Data for this task:
## Start
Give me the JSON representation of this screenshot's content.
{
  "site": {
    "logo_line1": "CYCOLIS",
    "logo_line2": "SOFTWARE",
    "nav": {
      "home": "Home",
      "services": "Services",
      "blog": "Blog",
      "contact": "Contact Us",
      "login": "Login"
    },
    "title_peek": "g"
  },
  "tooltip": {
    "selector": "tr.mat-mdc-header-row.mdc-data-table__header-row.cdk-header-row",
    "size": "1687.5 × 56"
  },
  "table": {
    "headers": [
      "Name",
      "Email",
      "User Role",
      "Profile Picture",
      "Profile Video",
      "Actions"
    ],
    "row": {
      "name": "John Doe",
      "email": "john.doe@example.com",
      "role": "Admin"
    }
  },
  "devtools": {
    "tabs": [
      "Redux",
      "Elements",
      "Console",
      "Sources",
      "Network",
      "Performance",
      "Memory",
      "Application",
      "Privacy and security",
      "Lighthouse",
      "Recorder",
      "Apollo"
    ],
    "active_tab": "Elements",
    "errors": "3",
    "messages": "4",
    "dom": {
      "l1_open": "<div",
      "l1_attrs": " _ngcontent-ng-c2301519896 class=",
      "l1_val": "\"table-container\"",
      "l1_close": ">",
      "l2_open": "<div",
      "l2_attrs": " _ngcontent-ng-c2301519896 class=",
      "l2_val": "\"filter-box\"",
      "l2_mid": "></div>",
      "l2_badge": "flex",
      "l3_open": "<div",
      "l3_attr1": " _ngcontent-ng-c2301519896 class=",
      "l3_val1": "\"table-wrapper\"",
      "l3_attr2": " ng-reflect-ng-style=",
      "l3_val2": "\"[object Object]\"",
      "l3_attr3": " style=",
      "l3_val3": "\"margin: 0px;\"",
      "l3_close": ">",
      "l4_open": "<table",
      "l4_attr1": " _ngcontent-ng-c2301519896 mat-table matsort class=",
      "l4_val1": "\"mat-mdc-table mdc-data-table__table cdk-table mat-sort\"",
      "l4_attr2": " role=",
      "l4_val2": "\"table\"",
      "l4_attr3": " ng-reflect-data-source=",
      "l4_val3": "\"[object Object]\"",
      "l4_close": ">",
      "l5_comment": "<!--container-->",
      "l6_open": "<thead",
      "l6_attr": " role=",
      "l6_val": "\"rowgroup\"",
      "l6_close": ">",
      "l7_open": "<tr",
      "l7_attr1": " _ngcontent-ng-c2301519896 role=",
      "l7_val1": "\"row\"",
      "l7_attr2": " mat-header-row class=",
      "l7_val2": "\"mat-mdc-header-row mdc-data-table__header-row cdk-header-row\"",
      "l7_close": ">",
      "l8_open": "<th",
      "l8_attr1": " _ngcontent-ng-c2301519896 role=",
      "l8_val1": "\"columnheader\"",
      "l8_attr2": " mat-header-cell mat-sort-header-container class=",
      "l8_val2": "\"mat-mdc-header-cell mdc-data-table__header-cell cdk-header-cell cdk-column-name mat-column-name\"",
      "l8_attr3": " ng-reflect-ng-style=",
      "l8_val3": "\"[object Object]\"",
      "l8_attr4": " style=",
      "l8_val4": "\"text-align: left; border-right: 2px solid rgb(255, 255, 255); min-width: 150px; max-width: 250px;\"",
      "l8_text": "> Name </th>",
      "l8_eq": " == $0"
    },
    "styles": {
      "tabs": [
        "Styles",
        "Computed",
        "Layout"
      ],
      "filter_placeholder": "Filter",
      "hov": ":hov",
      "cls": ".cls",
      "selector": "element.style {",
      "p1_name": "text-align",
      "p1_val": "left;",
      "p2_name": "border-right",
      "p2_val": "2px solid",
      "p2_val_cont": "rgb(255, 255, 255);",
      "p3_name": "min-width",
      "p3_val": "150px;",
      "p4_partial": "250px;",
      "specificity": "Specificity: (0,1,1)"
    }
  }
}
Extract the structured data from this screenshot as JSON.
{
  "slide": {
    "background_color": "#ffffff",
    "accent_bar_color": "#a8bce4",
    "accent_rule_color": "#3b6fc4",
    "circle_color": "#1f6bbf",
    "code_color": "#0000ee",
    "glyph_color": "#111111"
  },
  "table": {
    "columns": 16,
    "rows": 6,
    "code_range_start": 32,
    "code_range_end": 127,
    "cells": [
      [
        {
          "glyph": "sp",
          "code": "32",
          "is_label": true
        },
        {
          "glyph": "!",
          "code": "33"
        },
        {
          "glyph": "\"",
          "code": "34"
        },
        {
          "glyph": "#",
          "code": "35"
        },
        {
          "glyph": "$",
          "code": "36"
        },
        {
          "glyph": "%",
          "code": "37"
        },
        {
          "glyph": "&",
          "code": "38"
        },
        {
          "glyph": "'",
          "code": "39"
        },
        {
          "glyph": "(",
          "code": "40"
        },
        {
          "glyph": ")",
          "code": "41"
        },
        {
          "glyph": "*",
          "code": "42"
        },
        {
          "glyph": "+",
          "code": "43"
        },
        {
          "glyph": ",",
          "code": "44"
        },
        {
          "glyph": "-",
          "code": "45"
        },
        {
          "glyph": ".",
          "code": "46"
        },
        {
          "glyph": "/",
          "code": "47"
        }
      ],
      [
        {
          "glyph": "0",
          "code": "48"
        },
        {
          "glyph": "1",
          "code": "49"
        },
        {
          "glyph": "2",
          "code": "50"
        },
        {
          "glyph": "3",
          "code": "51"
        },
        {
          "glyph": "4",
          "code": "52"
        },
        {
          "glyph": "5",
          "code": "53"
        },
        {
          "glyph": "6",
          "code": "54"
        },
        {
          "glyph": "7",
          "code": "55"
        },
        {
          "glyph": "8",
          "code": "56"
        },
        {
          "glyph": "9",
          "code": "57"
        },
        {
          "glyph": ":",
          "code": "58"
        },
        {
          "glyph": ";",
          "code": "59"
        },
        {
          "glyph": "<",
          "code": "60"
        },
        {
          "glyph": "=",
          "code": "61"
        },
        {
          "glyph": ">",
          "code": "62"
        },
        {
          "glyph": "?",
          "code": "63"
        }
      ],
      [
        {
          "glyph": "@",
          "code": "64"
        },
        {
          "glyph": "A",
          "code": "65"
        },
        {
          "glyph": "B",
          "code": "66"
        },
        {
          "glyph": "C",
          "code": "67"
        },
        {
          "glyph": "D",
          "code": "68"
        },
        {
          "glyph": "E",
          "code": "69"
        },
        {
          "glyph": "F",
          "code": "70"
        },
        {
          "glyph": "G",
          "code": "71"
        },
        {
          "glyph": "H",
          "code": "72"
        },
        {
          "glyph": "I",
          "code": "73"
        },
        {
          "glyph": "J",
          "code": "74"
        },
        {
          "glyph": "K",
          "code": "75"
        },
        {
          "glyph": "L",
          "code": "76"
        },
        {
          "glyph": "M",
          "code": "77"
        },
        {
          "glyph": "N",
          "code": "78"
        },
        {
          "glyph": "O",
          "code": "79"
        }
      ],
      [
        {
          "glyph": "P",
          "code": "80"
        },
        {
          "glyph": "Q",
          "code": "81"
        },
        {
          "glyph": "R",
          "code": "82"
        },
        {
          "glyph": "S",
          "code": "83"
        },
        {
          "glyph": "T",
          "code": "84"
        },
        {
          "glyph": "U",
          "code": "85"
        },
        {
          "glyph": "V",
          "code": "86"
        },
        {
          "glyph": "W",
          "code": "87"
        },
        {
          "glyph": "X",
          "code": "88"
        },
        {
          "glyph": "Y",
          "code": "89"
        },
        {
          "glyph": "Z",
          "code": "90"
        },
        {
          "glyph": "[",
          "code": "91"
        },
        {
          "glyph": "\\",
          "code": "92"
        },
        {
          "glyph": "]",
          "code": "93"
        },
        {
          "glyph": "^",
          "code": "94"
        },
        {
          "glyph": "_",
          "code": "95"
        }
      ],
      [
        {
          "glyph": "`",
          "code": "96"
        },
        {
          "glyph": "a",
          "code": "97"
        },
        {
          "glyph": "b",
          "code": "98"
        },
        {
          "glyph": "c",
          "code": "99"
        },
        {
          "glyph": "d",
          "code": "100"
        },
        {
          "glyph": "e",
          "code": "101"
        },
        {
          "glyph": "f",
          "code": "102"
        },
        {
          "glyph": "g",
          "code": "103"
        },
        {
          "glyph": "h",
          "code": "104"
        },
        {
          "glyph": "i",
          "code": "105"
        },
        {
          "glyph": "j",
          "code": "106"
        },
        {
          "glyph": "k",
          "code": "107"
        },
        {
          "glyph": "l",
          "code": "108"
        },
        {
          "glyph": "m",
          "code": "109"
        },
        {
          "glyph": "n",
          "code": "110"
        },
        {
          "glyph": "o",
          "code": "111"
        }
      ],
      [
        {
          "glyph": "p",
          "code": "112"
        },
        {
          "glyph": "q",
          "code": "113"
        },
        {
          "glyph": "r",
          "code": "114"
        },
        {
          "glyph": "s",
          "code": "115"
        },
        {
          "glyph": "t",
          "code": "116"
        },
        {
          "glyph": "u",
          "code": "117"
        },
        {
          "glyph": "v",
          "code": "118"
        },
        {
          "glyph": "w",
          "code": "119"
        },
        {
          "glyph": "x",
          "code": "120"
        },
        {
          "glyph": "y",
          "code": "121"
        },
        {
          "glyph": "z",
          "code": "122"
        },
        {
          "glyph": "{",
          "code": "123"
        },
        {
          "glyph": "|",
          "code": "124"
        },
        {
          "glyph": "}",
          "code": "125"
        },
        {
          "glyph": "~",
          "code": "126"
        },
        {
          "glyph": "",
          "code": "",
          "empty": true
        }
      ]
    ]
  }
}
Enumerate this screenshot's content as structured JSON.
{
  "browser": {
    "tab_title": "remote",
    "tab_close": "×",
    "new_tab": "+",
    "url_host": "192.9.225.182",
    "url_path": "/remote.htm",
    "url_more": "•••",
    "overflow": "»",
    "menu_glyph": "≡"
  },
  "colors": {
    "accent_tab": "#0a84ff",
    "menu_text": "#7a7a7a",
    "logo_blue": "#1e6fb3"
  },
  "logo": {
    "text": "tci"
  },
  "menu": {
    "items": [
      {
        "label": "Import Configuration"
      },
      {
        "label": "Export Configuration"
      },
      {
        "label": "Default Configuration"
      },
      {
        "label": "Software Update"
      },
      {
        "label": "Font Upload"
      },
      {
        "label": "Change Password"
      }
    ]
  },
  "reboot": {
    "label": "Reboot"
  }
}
## End
The lines to reproduce run from the one that contains "Enumerate this screenshot's" through the last line above; copy them exactly.

Enumerate this screenshot's content as structured JSON.
{
  "browser": {
    "tab_title": "remote",
    "tab_close": "×",
    "new_tab": "+",
    "url_host": "192.9.225.182",
    "url_path": "/remote.htm",
    "url_more": "•••",
    "overflow": "»",
    "menu_glyph": "≡"
  },
  "colors": {
    "accent_tab": "#0a84ff",
    "menu_text": "#7a7a7a",
    "logo_blue": "#1e6fb3"
  },
  "logo": {
    "text": "tci"
  },
  "menu": {
    "items": [
      {
        "label": "Import Configuration"
      },
      {
        "label": "Export Configuration"
      },
      {
        "label": "Default Configuration"
      },
      {
        "label": "Software Update"
      },
      {
        "label": "Font Upload"
      },
      {
        "label": "Change Password"
      }
    ]
  },
  "reboot": {
    "label": "Reboot"
  }
}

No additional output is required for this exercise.